Transcribe all the entries word for word, skipping the pictures.

:::::

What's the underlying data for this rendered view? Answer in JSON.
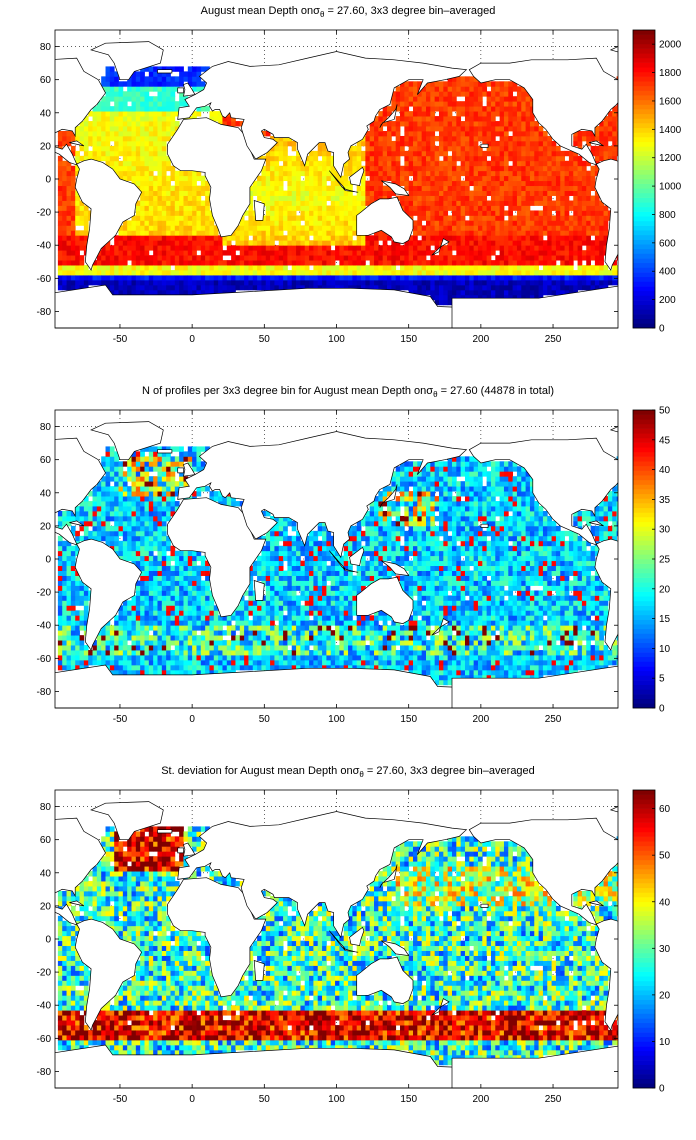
{
  "colors": {
    "ocean_scale": "jet",
    "land": "#ffffff",
    "coastline": "#000000",
    "background": "#ffffff"
  },
  "chart_data": [
    {
      "type": "heatmap",
      "title_prefix": "August mean Depth on",
      "title_symbol": "σ",
      "title_subscript": "θ",
      "title_suffix": " = 27.60, 3x3 degree bin–averaged",
      "xlim": [
        -95,
        295
      ],
      "ylim": [
        -90,
        90
      ],
      "xticks": [
        "-50",
        "0",
        "50",
        "100",
        "150",
        "200",
        "250"
      ],
      "yticks": [
        "80",
        "60",
        "40",
        "20",
        "0",
        "-20",
        "-40",
        "-60",
        "-80"
      ],
      "xtick_values": [
        -50,
        0,
        50,
        100,
        150,
        200,
        250
      ],
      "ytick_values": [
        80,
        60,
        40,
        20,
        0,
        -20,
        -40,
        -60,
        -80
      ],
      "grid": true,
      "colorbar": {
        "min": 0,
        "max": 2100,
        "ticks": [
          "2000",
          "1800",
          "1600",
          "1400",
          "1200",
          "1000",
          "800",
          "600",
          "400",
          "200",
          "0"
        ],
        "tick_values": [
          2000,
          1800,
          1600,
          1400,
          1200,
          1000,
          800,
          600,
          400,
          200,
          0
        ]
      },
      "field": "depth"
    },
    {
      "type": "heatmap",
      "title_prefix": "N of profiles per 3x3 degree bin for August mean Depth on",
      "title_symbol": "σ",
      "title_subscript": "θ",
      "title_suffix": " = 27.60 (44878 in total)",
      "xlim": [
        -95,
        295
      ],
      "ylim": [
        -90,
        90
      ],
      "xticks": [
        "-50",
        "0",
        "50",
        "100",
        "150",
        "200",
        "250"
      ],
      "yticks": [
        "80",
        "60",
        "40",
        "20",
        "0",
        "-20",
        "-40",
        "-60",
        "-80"
      ],
      "xtick_values": [
        -50,
        0,
        50,
        100,
        150,
        200,
        250
      ],
      "ytick_values": [
        80,
        60,
        40,
        20,
        0,
        -20,
        -40,
        -60,
        -80
      ],
      "grid": true,
      "colorbar": {
        "min": 0,
        "max": 50,
        "ticks": [
          "50",
          "45",
          "40",
          "35",
          "30",
          "25",
          "20",
          "15",
          "10",
          "5",
          "0"
        ],
        "tick_values": [
          50,
          45,
          40,
          35,
          30,
          25,
          20,
          15,
          10,
          5,
          0
        ]
      },
      "field": "count"
    },
    {
      "type": "heatmap",
      "title_prefix": "St. deviation for August mean Depth on",
      "title_symbol": "σ",
      "title_subscript": "θ",
      "title_suffix": " = 27.60, 3x3 degree bin–averaged",
      "xlim": [
        -95,
        295
      ],
      "ylim": [
        -90,
        90
      ],
      "xticks": [
        "-50",
        "0",
        "50",
        "100",
        "150",
        "200",
        "250"
      ],
      "yticks": [
        "80",
        "60",
        "40",
        "20",
        "0",
        "-20",
        "-40",
        "-60",
        "-80"
      ],
      "xtick_values": [
        -50,
        0,
        50,
        100,
        150,
        200,
        250
      ],
      "ytick_values": [
        80,
        60,
        40,
        20,
        0,
        -20,
        -40,
        -60,
        -80
      ],
      "grid": true,
      "colorbar": {
        "min": 0,
        "max": 64,
        "ticks": [
          "60",
          "50",
          "40",
          "30",
          "20",
          "10",
          "0"
        ],
        "tick_values": [
          60,
          50,
          40,
          30,
          20,
          10,
          0
        ]
      },
      "field": "std"
    }
  ]
}
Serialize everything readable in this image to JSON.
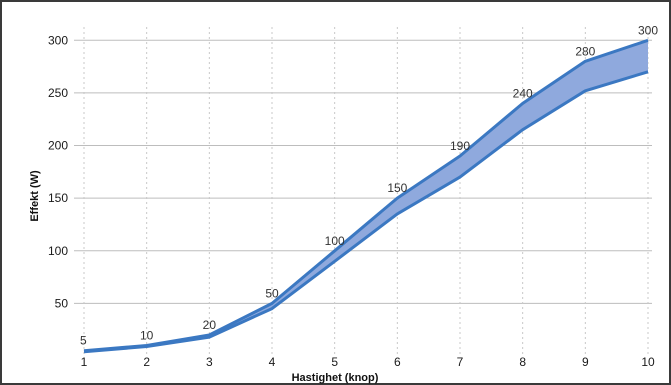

:::::

* [Result]:
What's the underlying data for this rendered view? Answer in JSON.
{
  "colors": {
    "ocean_scale": "jet",
    "land": "#ffffff",
    "coastline": "#000000",
    "background": "#ffffff"
  },
  "chart_data": [
    {
      "type": "heatmap",
      "title_prefix": "August mean Depth on",
      "title_symbol": "σ",
      "title_subscript": "θ",
      "title_suffix": " = 27.60, 3x3 degree bin–averaged",
      "xlim": [
        -95,
        295
      ],
      "ylim": [
        -90,
        90
      ],
      "xticks": [
        "-50",
        "0",
        "50",
        "100",
        "150",
        "200",
        "250"
      ],
      "yticks": [
        "80",
        "60",
        "40",
        "20",
        "0",
        "-20",
        "-40",
        "-60",
        "-80"
      ],
      "xtick_values": [
        -50,
        0,
        50,
        100,
        150,
        200,
        250
      ],
      "ytick_values": [
        80,
        60,
        40,
        20,
        0,
        -20,
        -40,
        -60,
        -80
      ],
      "grid": true,
      "colorbar": {
        "min": 0,
        "max": 2100,
        "ticks": [
          "2000",
          "1800",
          "1600",
          "1400",
          "1200",
          "1000",
          "800",
          "600",
          "400",
          "200",
          "0"
        ],
        "tick_values": [
          2000,
          1800,
          1600,
          1400,
          1200,
          1000,
          800,
          600,
          400,
          200,
          0
        ]
      },
      "field": "depth"
    },
    {
      "type": "heatmap",
      "title_prefix": "N of profiles per 3x3 degree bin for August mean Depth on",
      "title_symbol": "σ",
      "title_subscript": "θ",
      "title_suffix": " = 27.60 (44878 in total)",
      "xlim": [
        -95,
        295
      ],
      "ylim": [
        -90,
        90
      ],
      "xticks": [
        "-50",
        "0",
        "50",
        "100",
        "150",
        "200",
        "250"
      ],
      "yticks": [
        "80",
        "60",
        "40",
        "20",
        "0",
        "-20",
        "-40",
        "-60",
        "-80"
      ],
      "xtick_values": [
        -50,
        0,
        50,
        100,
        150,
        200,
        250
      ],
      "ytick_values": [
        80,
        60,
        40,
        20,
        0,
        -20,
        -40,
        -60,
        -80
      ],
      "grid": true,
      "colorbar": {
        "min": 0,
        "max": 50,
        "ticks": [
          "50",
          "45",
          "40",
          "35",
          "30",
          "25",
          "20",
          "15",
          "10",
          "5",
          "0"
        ],
        "tick_values": [
          50,
          45,
          40,
          35,
          30,
          25,
          20,
          15,
          10,
          5,
          0
        ]
      },
      "field": "count"
    },
    {
      "type": "heatmap",
      "title_prefix": "St. deviation for August mean Depth on",
      "title_symbol": "σ",
      "title_subscript": "θ",
      "title_suffix": " = 27.60, 3x3 degree bin–averaged",
      "xlim": [
        -95,
        295
      ],
      "ylim": [
        -90,
        90
      ],
      "xticks": [
        "-50",
        "0",
        "50",
        "100",
        "150",
        "200",
        "250"
      ],
      "yticks": [
        "80",
        "60",
        "40",
        "20",
        "0",
        "-20",
        "-40",
        "-60",
        "-80"
      ],
      "xtick_values": [
        -50,
        0,
        50,
        100,
        150,
        200,
        250
      ],
      "ytick_values": [
        80,
        60,
        40,
        20,
        0,
        -20,
        -40,
        -60,
        -80
      ],
      "grid": true,
      "colorbar": {
        "min": 0,
        "max": 64,
        "ticks": [
          "60",
          "50",
          "40",
          "30",
          "20",
          "10",
          "0"
        ],
        "tick_values": [
          60,
          50,
          40,
          30,
          20,
          10,
          0
        ]
      },
      "field": "std"
    }
  ]
}
Serialize everything readable in this image to JSON.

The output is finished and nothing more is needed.